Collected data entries
+++

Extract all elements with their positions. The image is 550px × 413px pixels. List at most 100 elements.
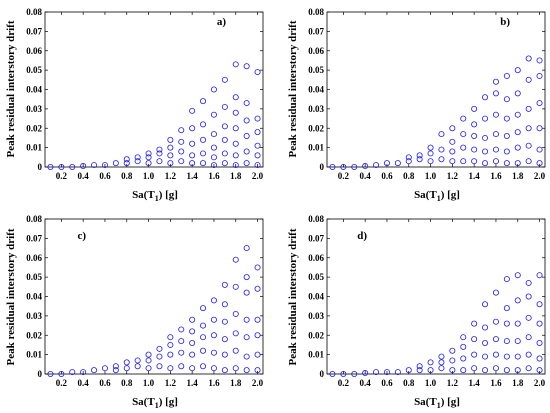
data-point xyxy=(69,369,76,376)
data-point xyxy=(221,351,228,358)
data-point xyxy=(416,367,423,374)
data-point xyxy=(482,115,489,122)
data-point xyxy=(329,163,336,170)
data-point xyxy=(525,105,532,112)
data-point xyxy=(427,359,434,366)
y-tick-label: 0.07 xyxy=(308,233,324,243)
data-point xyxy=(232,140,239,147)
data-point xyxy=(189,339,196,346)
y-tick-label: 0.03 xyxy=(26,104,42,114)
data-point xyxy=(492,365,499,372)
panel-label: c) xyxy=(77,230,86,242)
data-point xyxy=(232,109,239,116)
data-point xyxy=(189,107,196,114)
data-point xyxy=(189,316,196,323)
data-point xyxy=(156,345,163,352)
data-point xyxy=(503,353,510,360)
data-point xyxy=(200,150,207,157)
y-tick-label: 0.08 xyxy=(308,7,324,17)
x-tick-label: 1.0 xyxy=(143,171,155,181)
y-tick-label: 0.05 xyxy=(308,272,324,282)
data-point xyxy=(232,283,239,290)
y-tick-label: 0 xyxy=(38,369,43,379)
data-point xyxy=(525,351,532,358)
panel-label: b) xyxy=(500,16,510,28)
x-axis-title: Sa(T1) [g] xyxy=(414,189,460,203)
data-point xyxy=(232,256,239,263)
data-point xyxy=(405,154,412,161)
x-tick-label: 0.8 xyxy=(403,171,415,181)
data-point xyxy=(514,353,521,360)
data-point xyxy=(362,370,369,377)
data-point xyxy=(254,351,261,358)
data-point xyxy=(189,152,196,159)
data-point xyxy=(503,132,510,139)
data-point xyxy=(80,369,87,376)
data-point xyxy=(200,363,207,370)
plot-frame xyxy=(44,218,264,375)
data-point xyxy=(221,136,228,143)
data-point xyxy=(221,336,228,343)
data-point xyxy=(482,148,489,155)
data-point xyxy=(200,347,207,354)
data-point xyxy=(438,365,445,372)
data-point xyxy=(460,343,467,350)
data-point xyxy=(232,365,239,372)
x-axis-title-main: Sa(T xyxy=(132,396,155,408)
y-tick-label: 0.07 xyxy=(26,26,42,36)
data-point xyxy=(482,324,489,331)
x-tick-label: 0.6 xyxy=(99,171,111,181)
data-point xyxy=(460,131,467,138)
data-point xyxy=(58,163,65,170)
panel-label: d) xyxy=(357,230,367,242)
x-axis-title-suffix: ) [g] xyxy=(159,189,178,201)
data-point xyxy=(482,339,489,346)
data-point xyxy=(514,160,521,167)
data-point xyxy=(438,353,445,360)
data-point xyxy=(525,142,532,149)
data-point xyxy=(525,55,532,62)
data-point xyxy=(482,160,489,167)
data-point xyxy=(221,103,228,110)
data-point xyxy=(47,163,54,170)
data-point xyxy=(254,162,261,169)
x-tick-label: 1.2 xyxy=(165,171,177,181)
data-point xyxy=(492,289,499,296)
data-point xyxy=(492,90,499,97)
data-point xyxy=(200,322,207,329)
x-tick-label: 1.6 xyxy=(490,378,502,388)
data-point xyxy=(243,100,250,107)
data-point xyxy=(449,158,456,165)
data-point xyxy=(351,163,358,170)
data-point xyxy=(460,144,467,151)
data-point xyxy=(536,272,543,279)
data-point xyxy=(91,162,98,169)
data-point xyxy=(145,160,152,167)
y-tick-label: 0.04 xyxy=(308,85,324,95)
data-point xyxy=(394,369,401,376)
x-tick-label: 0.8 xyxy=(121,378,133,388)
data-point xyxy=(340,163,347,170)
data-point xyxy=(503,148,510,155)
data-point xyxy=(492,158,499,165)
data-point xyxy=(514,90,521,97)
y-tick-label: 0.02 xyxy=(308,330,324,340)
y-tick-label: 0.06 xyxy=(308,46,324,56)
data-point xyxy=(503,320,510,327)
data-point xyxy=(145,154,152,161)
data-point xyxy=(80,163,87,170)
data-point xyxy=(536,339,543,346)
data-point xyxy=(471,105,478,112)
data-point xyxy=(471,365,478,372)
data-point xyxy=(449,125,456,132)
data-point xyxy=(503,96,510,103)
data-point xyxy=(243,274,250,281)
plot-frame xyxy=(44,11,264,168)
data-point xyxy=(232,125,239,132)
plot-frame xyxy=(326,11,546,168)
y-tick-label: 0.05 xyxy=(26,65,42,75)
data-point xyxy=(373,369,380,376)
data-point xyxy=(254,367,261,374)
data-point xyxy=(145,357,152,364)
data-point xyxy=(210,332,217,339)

+++

## [DO THIS]
Write out every line of the entries above as a numbered list, skipping blank lines and leaving out the pictures.

## [EXERCISE RESULT]
1. Extract all elements with their positions. The image is 550px × 413px pixels. List at most 100 elements.
2. data-point xyxy=(69,369,76,376)
3. data-point xyxy=(221,351,228,358)
4. data-point xyxy=(416,367,423,374)
5. data-point xyxy=(482,115,489,122)
6. data-point xyxy=(329,163,336,170)
7. data-point xyxy=(525,105,532,112)
8. data-point xyxy=(427,359,434,366)
9. y-tick-label: 0.07 xyxy=(308,233,324,243)
10. data-point xyxy=(232,140,239,147)
11. data-point xyxy=(189,339,196,346)
12. y-tick-label: 0.03 xyxy=(26,104,42,114)
13. data-point xyxy=(492,365,499,372)
14. panel-label: c) xyxy=(77,230,86,242)
15. data-point xyxy=(232,109,239,116)
16. data-point xyxy=(189,107,196,114)
17. data-point xyxy=(189,316,196,323)
18. data-point xyxy=(156,345,163,352)
19. data-point xyxy=(503,353,510,360)
20. data-point xyxy=(200,150,207,157)
21. y-tick-label: 0.08 xyxy=(308,7,324,17)
22. x-tick-label: 1.0 xyxy=(143,171,155,181)
23. y-tick-label: 0.05 xyxy=(308,272,324,282)
24. data-point xyxy=(232,283,239,290)
25. y-tick-label: 0 xyxy=(38,369,43,379)
26. data-point xyxy=(525,351,532,358)
27. panel-label: b) xyxy=(500,16,510,28)
28. x-axis-title: Sa(T1) [g] xyxy=(414,189,460,203)
29. data-point xyxy=(232,256,239,263)
30. data-point xyxy=(405,154,412,161)
31. x-tick-label: 0.8 xyxy=(403,171,415,181)
32. data-point xyxy=(514,353,521,360)
33. data-point xyxy=(362,370,369,377)
34. data-point xyxy=(254,351,261,358)
35. data-point xyxy=(189,152,196,159)
36. data-point xyxy=(503,132,510,139)
37. data-point xyxy=(80,369,87,376)
38. data-point xyxy=(200,363,207,370)
39. plot-frame xyxy=(44,218,264,375)
40. data-point xyxy=(221,136,228,143)
41. data-point xyxy=(221,336,228,343)
42. data-point xyxy=(482,148,489,155)
43. data-point xyxy=(200,347,207,354)
44. data-point xyxy=(438,365,445,372)
45. data-point xyxy=(460,343,467,350)
46. data-point xyxy=(232,365,239,372)
47. x-axis-title-main: Sa(T xyxy=(132,396,155,408)
48. y-tick-label: 0.07 xyxy=(26,26,42,36)
49. data-point xyxy=(482,324,489,331)
50. x-tick-label: 0.6 xyxy=(99,171,111,181)
51. data-point xyxy=(460,131,467,138)
52. data-point xyxy=(58,163,65,170)
53. panel-label: d) xyxy=(357,230,367,242)
54. x-axis-title-suffix: ) [g] xyxy=(159,189,178,201)
55. data-point xyxy=(482,339,489,346)
56. data-point xyxy=(514,160,521,167)
57. data-point xyxy=(438,353,445,360)
58. data-point xyxy=(525,142,532,149)
59. data-point xyxy=(525,55,532,62)
60. data-point xyxy=(482,160,489,167)
61. data-point xyxy=(221,103,228,110)
62. data-point xyxy=(47,163,54,170)
63. data-point xyxy=(254,162,261,169)
64. x-tick-label: 1.2 xyxy=(165,171,177,181)
65. data-point xyxy=(492,289,499,296)
66. data-point xyxy=(492,90,499,97)
67. data-point xyxy=(200,322,207,329)
68. x-tick-label: 1.6 xyxy=(490,378,502,388)
69. data-point xyxy=(243,100,250,107)
70. data-point xyxy=(449,158,456,165)
71. data-point xyxy=(351,163,358,170)
72. data-point xyxy=(460,144,467,151)
73. data-point xyxy=(536,272,543,279)
74. data-point xyxy=(91,162,98,169)
75. data-point xyxy=(145,160,152,167)
76. y-tick-label: 0.04 xyxy=(308,85,324,95)
77. data-point xyxy=(394,369,401,376)
78. x-tick-label: 0.8 xyxy=(121,378,133,388)
79. data-point xyxy=(340,163,347,170)
80. data-point xyxy=(503,148,510,155)
81. data-point xyxy=(492,158,499,165)
82. data-point xyxy=(514,90,521,97)
83. y-tick-label: 0.02 xyxy=(308,330,324,340)
84. y-tick-label: 0.06 xyxy=(308,46,324,56)
85. data-point xyxy=(503,320,510,327)
86. data-point xyxy=(145,154,152,161)
87. data-point xyxy=(80,163,87,170)
88. data-point xyxy=(536,339,543,346)
89. data-point xyxy=(471,105,478,112)
90. data-point xyxy=(471,365,478,372)
91. data-point xyxy=(449,125,456,132)
92. data-point xyxy=(503,96,510,103)
93. data-point xyxy=(243,274,250,281)
94. plot-frame xyxy=(44,11,264,168)
95. data-point xyxy=(232,125,239,132)
96. plot-frame xyxy=(326,11,546,168)
97. y-tick-label: 0.05 xyxy=(26,65,42,75)
98. data-point xyxy=(373,369,380,376)
99. data-point xyxy=(254,367,261,374)
100. data-point xyxy=(145,357,152,364)
101. data-point xyxy=(210,332,217,339)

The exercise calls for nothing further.